- Your goal -
Locate the lines that hold the string "правильный". Copy every such line.

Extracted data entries
((

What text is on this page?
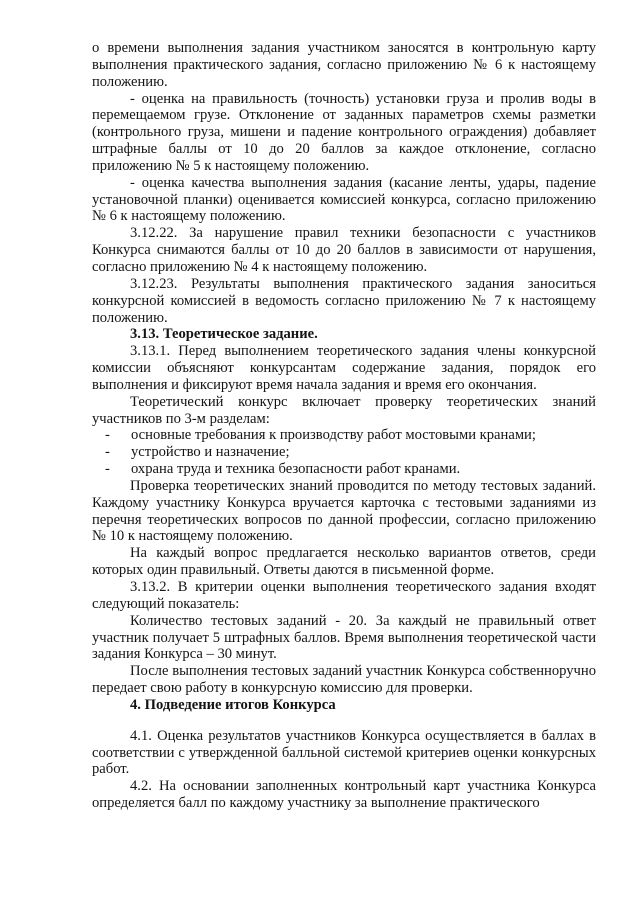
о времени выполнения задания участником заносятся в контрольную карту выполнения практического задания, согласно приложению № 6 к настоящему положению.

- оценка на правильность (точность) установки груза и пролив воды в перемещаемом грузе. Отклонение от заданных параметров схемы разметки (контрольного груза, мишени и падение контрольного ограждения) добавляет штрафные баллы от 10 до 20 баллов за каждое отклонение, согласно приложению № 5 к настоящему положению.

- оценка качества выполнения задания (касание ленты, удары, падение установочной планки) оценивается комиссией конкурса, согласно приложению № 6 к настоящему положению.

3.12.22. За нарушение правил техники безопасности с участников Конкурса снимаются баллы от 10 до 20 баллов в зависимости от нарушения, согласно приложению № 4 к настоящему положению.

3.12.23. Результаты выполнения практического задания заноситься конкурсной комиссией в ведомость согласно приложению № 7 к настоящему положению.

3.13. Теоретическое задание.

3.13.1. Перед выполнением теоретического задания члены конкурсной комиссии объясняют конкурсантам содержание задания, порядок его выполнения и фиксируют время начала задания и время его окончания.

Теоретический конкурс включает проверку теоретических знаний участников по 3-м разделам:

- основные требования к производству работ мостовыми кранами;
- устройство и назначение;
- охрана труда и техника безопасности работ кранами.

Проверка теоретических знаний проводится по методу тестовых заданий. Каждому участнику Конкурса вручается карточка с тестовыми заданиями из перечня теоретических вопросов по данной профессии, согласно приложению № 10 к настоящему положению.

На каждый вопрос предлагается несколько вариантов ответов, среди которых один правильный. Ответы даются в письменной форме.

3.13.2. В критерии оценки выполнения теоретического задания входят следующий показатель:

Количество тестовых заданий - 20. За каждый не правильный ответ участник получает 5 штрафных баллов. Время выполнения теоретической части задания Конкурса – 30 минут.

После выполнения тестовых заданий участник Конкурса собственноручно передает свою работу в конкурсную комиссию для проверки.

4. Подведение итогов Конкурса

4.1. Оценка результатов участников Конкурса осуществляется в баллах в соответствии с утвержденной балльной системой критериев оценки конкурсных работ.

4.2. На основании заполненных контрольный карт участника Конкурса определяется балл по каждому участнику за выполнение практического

))
((

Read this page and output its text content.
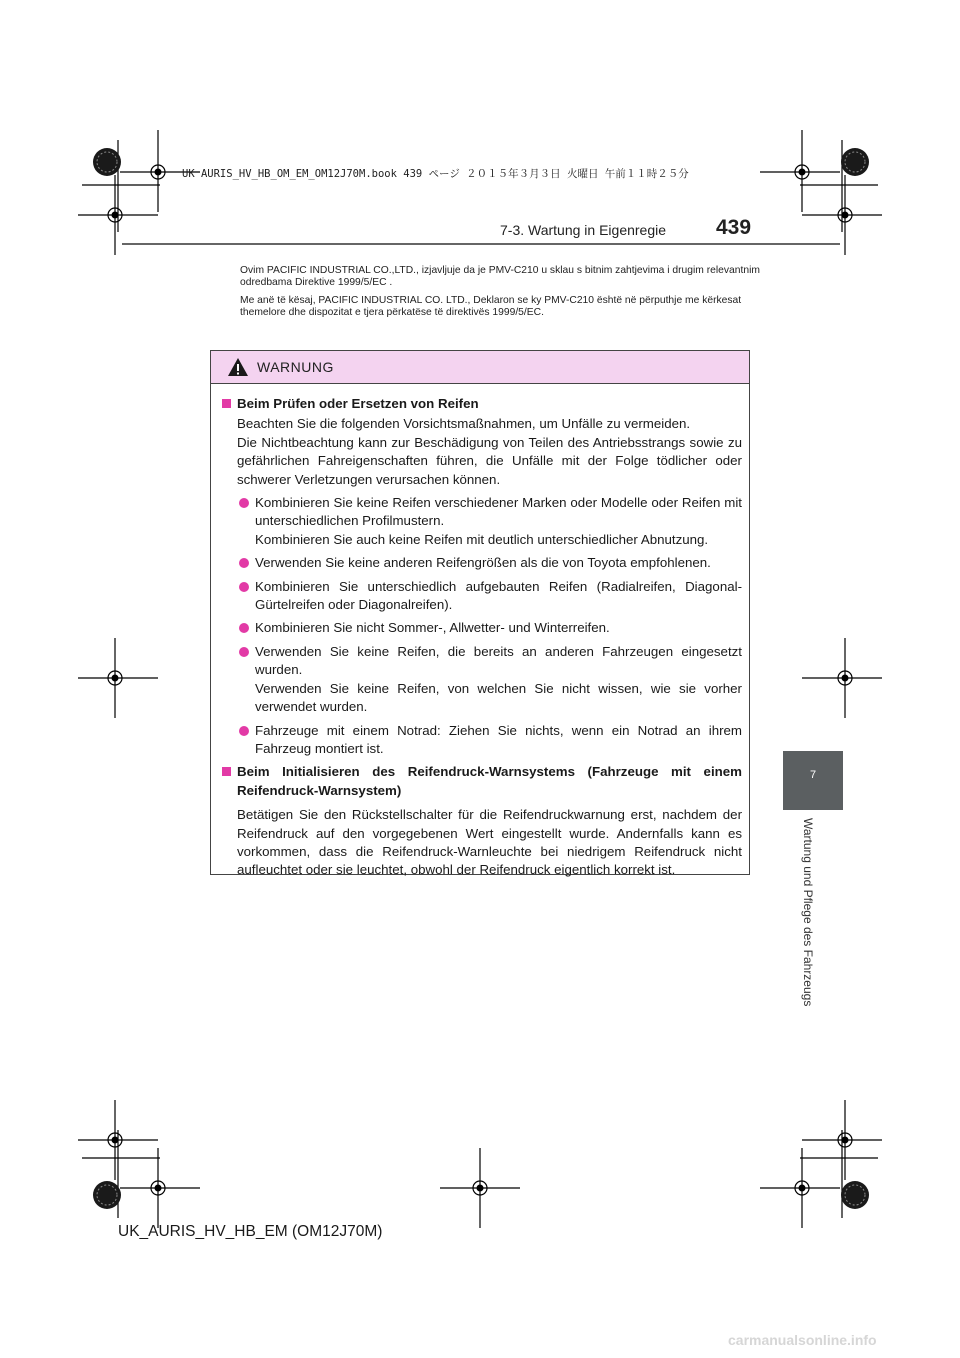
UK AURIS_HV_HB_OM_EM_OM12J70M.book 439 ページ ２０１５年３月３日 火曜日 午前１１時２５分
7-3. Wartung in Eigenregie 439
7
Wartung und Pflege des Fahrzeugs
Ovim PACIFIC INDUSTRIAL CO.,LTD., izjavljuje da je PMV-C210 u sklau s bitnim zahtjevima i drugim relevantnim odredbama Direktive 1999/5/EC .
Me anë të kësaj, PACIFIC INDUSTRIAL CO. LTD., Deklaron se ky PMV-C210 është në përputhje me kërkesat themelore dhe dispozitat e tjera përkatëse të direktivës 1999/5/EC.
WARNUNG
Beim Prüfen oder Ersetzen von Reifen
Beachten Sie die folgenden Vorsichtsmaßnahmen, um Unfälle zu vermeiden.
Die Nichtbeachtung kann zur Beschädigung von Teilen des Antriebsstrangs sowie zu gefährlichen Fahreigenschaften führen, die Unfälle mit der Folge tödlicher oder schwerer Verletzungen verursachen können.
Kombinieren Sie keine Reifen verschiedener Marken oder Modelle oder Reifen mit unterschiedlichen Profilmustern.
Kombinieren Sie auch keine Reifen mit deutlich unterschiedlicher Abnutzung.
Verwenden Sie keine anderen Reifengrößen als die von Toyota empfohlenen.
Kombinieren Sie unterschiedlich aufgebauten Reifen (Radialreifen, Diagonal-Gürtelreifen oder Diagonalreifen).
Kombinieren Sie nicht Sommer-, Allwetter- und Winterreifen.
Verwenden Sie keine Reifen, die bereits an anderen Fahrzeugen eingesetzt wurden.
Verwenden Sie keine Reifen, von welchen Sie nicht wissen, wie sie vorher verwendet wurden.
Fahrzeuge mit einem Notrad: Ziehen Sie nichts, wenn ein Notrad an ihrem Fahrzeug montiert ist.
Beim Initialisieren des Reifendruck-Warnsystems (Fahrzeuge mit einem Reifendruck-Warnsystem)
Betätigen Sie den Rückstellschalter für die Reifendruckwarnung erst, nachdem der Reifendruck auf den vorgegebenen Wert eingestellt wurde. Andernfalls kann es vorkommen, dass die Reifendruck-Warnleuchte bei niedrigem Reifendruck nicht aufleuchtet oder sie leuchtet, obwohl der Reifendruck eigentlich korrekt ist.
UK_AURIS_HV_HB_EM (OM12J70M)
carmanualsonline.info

))

- Final result -
На каждый вопрос предлагается несколько вариантов ответов, среди которых один правильный. Ответы даются в письменной форме.
Количество тестовых заданий - 20. За каждый не правильный ответ участник получает 5 штрафных баллов. Время выполнения теоретической части задания Конкурса – 30 минут.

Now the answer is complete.